### Extracted data ###

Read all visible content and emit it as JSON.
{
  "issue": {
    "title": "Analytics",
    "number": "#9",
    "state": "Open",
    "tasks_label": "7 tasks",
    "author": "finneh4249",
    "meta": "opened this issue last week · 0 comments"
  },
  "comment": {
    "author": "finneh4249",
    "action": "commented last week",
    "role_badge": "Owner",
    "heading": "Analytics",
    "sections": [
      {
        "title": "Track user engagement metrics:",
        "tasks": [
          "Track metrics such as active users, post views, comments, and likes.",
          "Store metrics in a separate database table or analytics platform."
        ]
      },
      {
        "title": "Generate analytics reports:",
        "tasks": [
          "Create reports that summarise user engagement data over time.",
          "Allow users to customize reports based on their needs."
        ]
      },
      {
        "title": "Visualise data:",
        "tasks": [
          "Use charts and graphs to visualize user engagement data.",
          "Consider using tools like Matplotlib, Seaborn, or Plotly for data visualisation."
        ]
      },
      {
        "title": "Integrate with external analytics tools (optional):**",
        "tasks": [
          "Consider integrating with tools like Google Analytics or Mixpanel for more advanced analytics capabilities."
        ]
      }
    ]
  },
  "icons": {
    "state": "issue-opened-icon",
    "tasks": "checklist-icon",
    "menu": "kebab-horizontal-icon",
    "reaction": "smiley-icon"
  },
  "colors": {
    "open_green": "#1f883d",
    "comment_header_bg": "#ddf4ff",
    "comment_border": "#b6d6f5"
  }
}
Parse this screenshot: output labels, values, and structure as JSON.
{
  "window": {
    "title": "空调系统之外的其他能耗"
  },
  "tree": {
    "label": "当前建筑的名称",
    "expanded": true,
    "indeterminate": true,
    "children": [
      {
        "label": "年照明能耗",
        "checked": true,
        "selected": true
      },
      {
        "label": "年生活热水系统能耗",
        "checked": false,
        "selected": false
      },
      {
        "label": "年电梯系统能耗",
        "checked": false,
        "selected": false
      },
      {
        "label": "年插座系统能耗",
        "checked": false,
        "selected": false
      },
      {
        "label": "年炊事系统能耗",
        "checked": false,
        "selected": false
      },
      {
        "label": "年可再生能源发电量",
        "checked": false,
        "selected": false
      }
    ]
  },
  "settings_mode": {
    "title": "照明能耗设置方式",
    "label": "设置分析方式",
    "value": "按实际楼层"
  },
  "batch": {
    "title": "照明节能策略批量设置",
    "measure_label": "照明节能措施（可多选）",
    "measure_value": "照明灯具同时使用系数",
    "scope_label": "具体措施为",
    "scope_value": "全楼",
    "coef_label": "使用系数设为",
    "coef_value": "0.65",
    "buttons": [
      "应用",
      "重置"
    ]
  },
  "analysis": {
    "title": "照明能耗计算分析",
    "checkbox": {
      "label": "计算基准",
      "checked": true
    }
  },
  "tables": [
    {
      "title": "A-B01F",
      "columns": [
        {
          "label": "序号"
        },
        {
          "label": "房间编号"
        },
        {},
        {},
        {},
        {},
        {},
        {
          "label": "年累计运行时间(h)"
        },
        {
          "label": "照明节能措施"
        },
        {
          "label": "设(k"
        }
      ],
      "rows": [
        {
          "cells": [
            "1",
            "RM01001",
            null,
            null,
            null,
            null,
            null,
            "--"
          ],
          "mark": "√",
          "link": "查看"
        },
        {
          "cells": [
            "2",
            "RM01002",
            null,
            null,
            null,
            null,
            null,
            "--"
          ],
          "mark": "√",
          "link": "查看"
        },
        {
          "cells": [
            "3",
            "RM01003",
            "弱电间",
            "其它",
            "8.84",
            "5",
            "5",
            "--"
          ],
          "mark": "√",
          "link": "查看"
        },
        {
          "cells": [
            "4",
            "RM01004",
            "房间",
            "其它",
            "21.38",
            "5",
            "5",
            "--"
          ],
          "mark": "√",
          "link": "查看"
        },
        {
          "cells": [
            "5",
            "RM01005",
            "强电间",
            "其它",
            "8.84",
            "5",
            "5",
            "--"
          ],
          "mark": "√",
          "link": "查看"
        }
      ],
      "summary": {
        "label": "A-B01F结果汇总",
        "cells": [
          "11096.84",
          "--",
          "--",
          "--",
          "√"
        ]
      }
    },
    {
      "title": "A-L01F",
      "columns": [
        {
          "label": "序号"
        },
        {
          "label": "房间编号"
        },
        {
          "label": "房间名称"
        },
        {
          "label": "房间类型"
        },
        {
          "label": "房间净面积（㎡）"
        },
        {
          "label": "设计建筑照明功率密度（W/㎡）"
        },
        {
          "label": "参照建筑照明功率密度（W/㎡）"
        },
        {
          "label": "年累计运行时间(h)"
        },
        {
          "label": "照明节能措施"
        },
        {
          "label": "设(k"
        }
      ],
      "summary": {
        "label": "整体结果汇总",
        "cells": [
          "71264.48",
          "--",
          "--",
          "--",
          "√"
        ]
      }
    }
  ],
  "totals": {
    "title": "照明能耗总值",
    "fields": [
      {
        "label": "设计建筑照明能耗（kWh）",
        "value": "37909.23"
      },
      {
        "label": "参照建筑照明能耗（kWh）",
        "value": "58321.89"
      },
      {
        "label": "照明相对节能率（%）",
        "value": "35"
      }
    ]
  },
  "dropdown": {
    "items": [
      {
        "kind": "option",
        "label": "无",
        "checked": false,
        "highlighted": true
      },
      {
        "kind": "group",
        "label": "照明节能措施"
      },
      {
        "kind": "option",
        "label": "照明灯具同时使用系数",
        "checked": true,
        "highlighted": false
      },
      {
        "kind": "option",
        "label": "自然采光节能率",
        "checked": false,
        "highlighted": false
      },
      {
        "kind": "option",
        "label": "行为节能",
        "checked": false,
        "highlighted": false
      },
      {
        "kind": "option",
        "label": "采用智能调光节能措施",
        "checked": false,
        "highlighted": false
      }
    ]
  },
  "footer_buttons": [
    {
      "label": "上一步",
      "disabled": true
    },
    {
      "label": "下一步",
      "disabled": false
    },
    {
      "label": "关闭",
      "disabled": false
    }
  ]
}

###

Task description
Make an exact copy of every entry.

Task result
Read all visible content and emit it as JSON.
{
  "issue": {
    "title": "Analytics",
    "number": "#9",
    "state": "Open",
    "tasks_label": "7 tasks",
    "author": "finneh4249",
    "meta": "opened this issue last week · 0 comments"
  },
  "comment": {
    "author": "finneh4249",
    "action": "commented last week",
    "role_badge": "Owner",
    "heading": "Analytics",
    "sections": [
      {
        "title": "Track user engagement metrics:",
        "tasks": [
          "Track metrics such as active users, post views, comments, and likes.",
          "Store metrics in a separate database table or analytics platform."
        ]
      },
      {
        "title": "Generate analytics reports:",
        "tasks": [
          "Create reports that summarise user engagement data over time.",
          "Allow users to customize reports based on their needs."
        ]
      },
      {
        "title": "Visualise data:",
        "tasks": [
          "Use charts and graphs to visualize user engagement data.",
          "Consider using tools like Matplotlib, Seaborn, or Plotly for data visualisation."
        ]
      },
      {
        "title": "Integrate with external analytics tools (optional):**",
        "tasks": [
          "Consider integrating with tools like Google Analytics or Mixpanel for more advanced analytics capabilities."
        ]
      }
    ]
  },
  "icons": {
    "state": "issue-opened-icon",
    "tasks": "checklist-icon",
    "menu": "kebab-horizontal-icon",
    "reaction": "smiley-icon"
  },
  "colors": {
    "open_green": "#1f883d",
    "comment_header_bg": "#ddf4ff",
    "comment_border": "#b6d6f5"
  }
}
Parse this screenshot: output labels, values, and structure as JSON.
{
  "window": {
    "title": "空调系统之外的其他能耗"
  },
  "tree": {
    "label": "当前建筑的名称",
    "expanded": true,
    "indeterminate": true,
    "children": [
      {
        "label": "年照明能耗",
        "checked": true,
        "selected": true
      },
      {
        "label": "年生活热水系统能耗",
        "checked": false,
        "selected": false
      },
      {
        "label": "年电梯系统能耗",
        "checked": false,
        "selected": false
      },
      {
        "label": "年插座系统能耗",
        "checked": false,
        "selected": false
      },
      {
        "label": "年炊事系统能耗",
        "checked": false,
        "selected": false
      },
      {
        "label": "年可再生能源发电量",
        "checked": false,
        "selected": false
      }
    ]
  },
  "settings_mode": {
    "title": "照明能耗设置方式",
    "label": "设置分析方式",
    "value": "按实际楼层"
  },
  "batch": {
    "title": "照明节能策略批量设置",
    "measure_label": "照明节能措施（可多选）",
    "measure_value": "照明灯具同时使用系数",
    "scope_label": "具体措施为",
    "scope_value": "全楼",
    "coef_label": "使用系数设为",
    "coef_value": "0.65",
    "buttons": [
      "应用",
      "重置"
    ]
  },
  "analysis": {
    "title": "照明能耗计算分析",
    "checkbox": {
      "label": "计算基准",
      "checked": true
    }
  },
  "tables": [
    {
      "title": "A-B01F",
      "columns": [
        {
          "label": "序号"
        },
        {
          "label": "房间编号"
        },
        {},
        {},
        {},
        {},
        {},
        {
          "label": "年累计运行时间(h)"
        },
        {
          "label": "照明节能措施"
        },
        {
          "label": "设(k"
        }
      ],
      "rows": [
        {
          "cells": [
            "1",
            "RM01001",
            null,
            null,
            null,
            null,
            null,
            "--"
          ],
          "mark": "√",
          "link": "查看"
        },
        {
          "cells": [
            "2",
            "RM01002",
            null,
            null,
            null,
            null,
            null,
            "--"
          ],
          "mark": "√",
          "link": "查看"
        },
        {
          "cells": [
            "3",
            "RM01003",
            "弱电间",
            "其它",
            "8.84",
            "5",
            "5",
            "--"
          ],
          "mark": "√",
          "link": "查看"
        },
        {
          "cells": [
            "4",
            "RM01004",
            "房间",
            "其它",
            "21.38",
            "5",
            "5",
            "--"
          ],
          "mark": "√",
          "link": "查看"
        },
        {
          "cells": [
            "5",
            "RM01005",
            "强电间",
            "其它",
            "8.84",
            "5",
            "5",
            "--"
          ],
          "mark": "√",
          "link": "查看"
        }
      ],
      "summary": {
        "label": "A-B01F结果汇总",
        "cells": [
          "11096.84",
          "--",
          "--",
          "--",
          "√"
        ]
      }
    },
    {
      "title": "A-L01F",
      "columns": [
        {
          "label": "序号"
        },
        {
          "label": "房间编号"
        },
        {
          "label": "房间名称"
        },
        {
          "label": "房间类型"
        },
        {
          "label": "房间净面积（㎡）"
        },
        {
          "label": "设计建筑照明功率密度（W/㎡）"
        },
        {
          "label": "参照建筑照明功率密度（W/㎡）"
        },
        {
          "label": "年累计运行时间(h)"
        },
        {
          "label": "照明节能措施"
        },
        {
          "label": "设(k"
        }
      ],
      "summary": {
        "label": "整体结果汇总",
        "cells": [
          "71264.48",
          "--",
          "--",
          "--",
          "√"
        ]
      }
    }
  ],
  "totals": {
    "title": "照明能耗总值",
    "fields": [
      {
        "label": "设计建筑照明能耗（kWh）",
        "value": "37909.23"
      },
      {
        "label": "参照建筑照明能耗（kWh）",
        "value": "58321.89"
      },
      {
        "label": "照明相对节能率（%）",
        "value": "35"
      }
    ]
  },
  "dropdown": {
    "items": [
      {
        "kind": "option",
        "label": "无",
        "checked": false,
        "highlighted": true
      },
      {
        "kind": "group",
        "label": "照明节能措施"
      },
      {
        "kind": "option",
        "label": "照明灯具同时使用系数",
        "checked": true,
        "highlighted": false
      },
      {
        "kind": "option",
        "label": "自然采光节能率",
        "checked": false,
        "highlighted": false
      },
      {
        "kind": "option",
        "label": "行为节能",
        "checked": false,
        "highlighted": false
      },
      {
        "kind": "option",
        "label": "采用智能调光节能措施",
        "checked": false,
        "highlighted": false
      }
    ]
  },
  "footer_buttons": [
    {
      "label": "上一步",
      "disabled": true
    },
    {
      "label": "下一步",
      "disabled": false
    },
    {
      "label": "关闭",
      "disabled": false
    }
  ]
}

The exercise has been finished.